Document section:
----------------
Thursday, March 3, 2022
12:00 – 1:00 p.m.
In-person: 3rd Floor, Dodson Room 302 at IKBLC
Online: via Zoom
Registration is required. Please complete the form below.
Abstract
Relational Technologies exist in constellations of kinship among human and non-human partners (Lewis et al 2018); they connect us more deeply to each other, and to the places we inhabit. They hold ground amid the seemingly ubiquitous and invisible artificial intelligences, machine-learning models, data-mining, and algorithmic paradigms that iteratively colonize our virtual worlds via extraction and surveillance.
In this presentation, Gaertner and Rosenblum introduce CEDaR space (Community Engaged Documentation and Research), a CFI-funded lab at UBC-V within the Institute for Critical Indigenous Studies. Designed as a sandbox for creating Relational Technologies through collaborative community-led prototyping, CEDaR facilitates the development of digital technologies and workflows for gathering, sharing, and stewarding culture. Facilities in the space include a soundbooth; high capacity workstations equipped for photogrammetry, game design, and xR development; an immersive audio and video projection system; and a 3D printer. Within CEDaR, the Relational Technologies Research Cluster supports the collaborative development of new media methodologies, such as mapping, gaming, and digital curation to nourish and reinforce linguistic, cultural, and territorial sovereignties through immersive storytelling.
----------------
Record extracts:
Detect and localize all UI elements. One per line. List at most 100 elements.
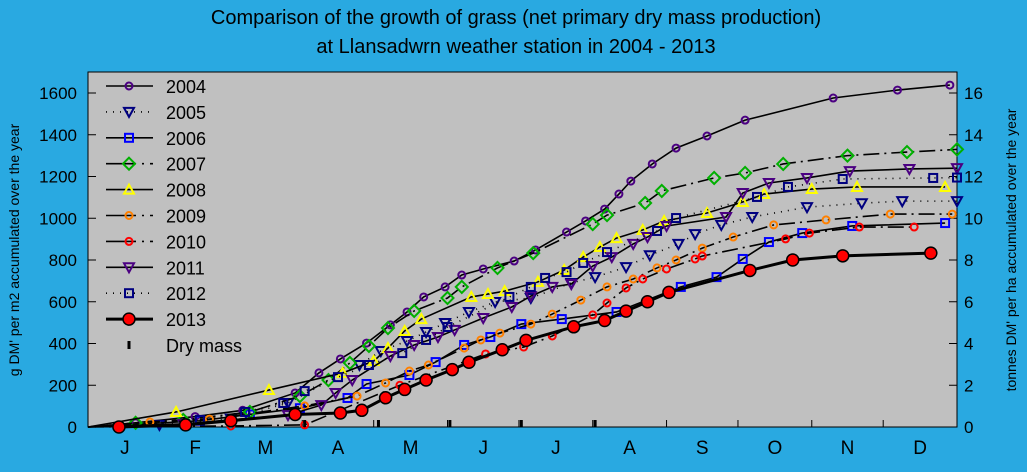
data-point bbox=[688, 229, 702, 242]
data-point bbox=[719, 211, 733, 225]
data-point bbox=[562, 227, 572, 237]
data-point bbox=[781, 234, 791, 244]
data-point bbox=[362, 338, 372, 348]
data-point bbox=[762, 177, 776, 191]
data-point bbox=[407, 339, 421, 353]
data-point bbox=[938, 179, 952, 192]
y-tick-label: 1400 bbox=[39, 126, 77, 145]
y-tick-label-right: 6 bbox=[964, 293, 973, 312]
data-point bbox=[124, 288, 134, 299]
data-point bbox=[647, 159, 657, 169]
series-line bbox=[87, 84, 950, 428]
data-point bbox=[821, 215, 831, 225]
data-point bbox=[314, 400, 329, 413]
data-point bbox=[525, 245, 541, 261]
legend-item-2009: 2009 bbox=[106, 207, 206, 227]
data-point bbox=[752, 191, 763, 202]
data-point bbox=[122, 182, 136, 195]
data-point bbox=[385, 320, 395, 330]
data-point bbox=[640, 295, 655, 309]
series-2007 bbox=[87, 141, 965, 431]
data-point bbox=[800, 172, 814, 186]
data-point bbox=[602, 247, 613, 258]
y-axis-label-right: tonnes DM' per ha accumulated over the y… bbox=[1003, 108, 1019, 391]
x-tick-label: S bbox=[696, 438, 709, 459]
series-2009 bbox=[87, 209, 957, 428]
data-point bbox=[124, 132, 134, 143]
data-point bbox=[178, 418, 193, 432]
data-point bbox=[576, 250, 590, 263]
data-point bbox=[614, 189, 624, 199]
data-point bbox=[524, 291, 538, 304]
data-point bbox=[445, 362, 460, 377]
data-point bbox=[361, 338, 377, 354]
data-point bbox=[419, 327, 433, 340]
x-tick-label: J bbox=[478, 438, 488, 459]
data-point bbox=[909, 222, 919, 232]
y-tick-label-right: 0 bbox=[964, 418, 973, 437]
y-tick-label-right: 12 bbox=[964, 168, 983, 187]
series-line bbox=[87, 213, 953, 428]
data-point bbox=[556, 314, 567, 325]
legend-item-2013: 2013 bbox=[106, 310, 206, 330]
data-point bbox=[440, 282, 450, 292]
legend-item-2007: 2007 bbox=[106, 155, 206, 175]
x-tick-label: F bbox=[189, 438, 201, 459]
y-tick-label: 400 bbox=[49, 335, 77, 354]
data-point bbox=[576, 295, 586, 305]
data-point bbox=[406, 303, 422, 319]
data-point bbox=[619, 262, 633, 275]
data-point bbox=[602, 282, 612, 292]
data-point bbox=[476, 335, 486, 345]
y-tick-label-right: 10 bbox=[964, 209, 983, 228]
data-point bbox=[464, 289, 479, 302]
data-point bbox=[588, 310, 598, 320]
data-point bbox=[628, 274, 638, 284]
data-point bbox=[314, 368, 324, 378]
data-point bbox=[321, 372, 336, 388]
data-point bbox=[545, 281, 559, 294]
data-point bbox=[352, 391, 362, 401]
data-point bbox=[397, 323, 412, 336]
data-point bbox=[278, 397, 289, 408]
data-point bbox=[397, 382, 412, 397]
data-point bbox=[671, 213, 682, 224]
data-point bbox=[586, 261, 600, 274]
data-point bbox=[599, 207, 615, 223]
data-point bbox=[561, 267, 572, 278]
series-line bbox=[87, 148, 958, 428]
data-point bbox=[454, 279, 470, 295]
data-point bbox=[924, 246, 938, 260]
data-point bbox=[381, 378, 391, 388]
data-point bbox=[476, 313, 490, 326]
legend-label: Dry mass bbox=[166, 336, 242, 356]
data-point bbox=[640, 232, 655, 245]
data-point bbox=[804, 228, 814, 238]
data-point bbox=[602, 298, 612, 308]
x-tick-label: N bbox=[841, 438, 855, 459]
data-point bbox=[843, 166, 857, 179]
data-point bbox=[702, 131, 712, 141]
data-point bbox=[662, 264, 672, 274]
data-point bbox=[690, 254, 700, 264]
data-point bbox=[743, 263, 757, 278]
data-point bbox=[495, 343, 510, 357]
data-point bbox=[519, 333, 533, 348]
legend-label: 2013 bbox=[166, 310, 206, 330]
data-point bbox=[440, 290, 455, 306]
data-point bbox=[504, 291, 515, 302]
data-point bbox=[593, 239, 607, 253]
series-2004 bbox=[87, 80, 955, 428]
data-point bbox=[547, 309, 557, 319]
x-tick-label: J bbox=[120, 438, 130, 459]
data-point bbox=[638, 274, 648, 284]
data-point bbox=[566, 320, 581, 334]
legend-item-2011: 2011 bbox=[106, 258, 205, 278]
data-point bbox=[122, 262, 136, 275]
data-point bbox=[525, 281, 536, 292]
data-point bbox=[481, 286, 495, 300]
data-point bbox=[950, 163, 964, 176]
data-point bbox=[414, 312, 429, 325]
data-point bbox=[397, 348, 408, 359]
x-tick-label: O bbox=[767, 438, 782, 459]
----------------
Directive A:
For each statement below, decide whether the CEDaR space event announcement supports it, answering yes or no and quoting the words of the announcement that settle it. (i) People can attend the event online. (ii) Registration for the event is optional. (iii) CEDaR is located within the Institute for Critical Indigenous Studies.
Directive B:
Write the next part of the CEDaR space event announcement, picking up after its final sentence.
The listing above is drawn from a separate source.

Expected output A:
(i) Yes: "Online: via Zoom"
(ii) No: "Registration is required."
(iii) Yes: "a CFI-funded lab at UBC-V within the Institute for Critical Indigenous Studies"

Expected output B:
Gaertner and Rosenblum will also present a beta version of one of these technologies: the hən̓q̓əmin̓əm̓ Street Signs Audio app, produced in collaboration with Musqueam Language and Culture and the Emerging Media Lab. This geolocated installation allows users at the UBC-V campus on Musqueam territory to hear Vanessa Campbell, of the Musqueam Language and Culture Department, speak the street names in hən̓q̓əmin̓əm̓ visible at various intersections, accompanied by a rich soundscape which reflects the particulars of place embedded in the grammar of a word like stəywət, the name for Lower Mall, which describes the experience of walking close to the shoreline and feeling a westerly wind off the Salish Sea. An Augmented Reality-assisted Geolocative Audio platform underlies the hən̓q̓əmin̓əm̓ Street Signs project and extends its potential to other projects in development, such as a site-specific poetry project led by Fiona Lam, Vancouver’s poet laureate. We will describe how this project has informed our thinking about agile development, data management, documentation, access, and intellectual property, presenting one model for how community protocols can inform the ethical care and stewardship of cultural knowledge within and between embodied and digital contexts.
Speaker Bio
David Gaertner is an Assistant Professor at the Institute for Critical Indigenous Studies and the Co-Director of CEDaR. He is a white settler of German descent, trained as a scholar of Indigenous literatures. His research focuses on new media and digital storytelling, more recently with an emphasis on gaming. He is the author of The Theatre of Regret: Literature, Art and the Politics of Reconciliation in Canada and the editor of Sôhkêyihta: The Poetry of Sky Dancer Louise Bernice Halfe. He is currently co-editing a book on Indigenous Twitter for Wilfrid Laurier UP.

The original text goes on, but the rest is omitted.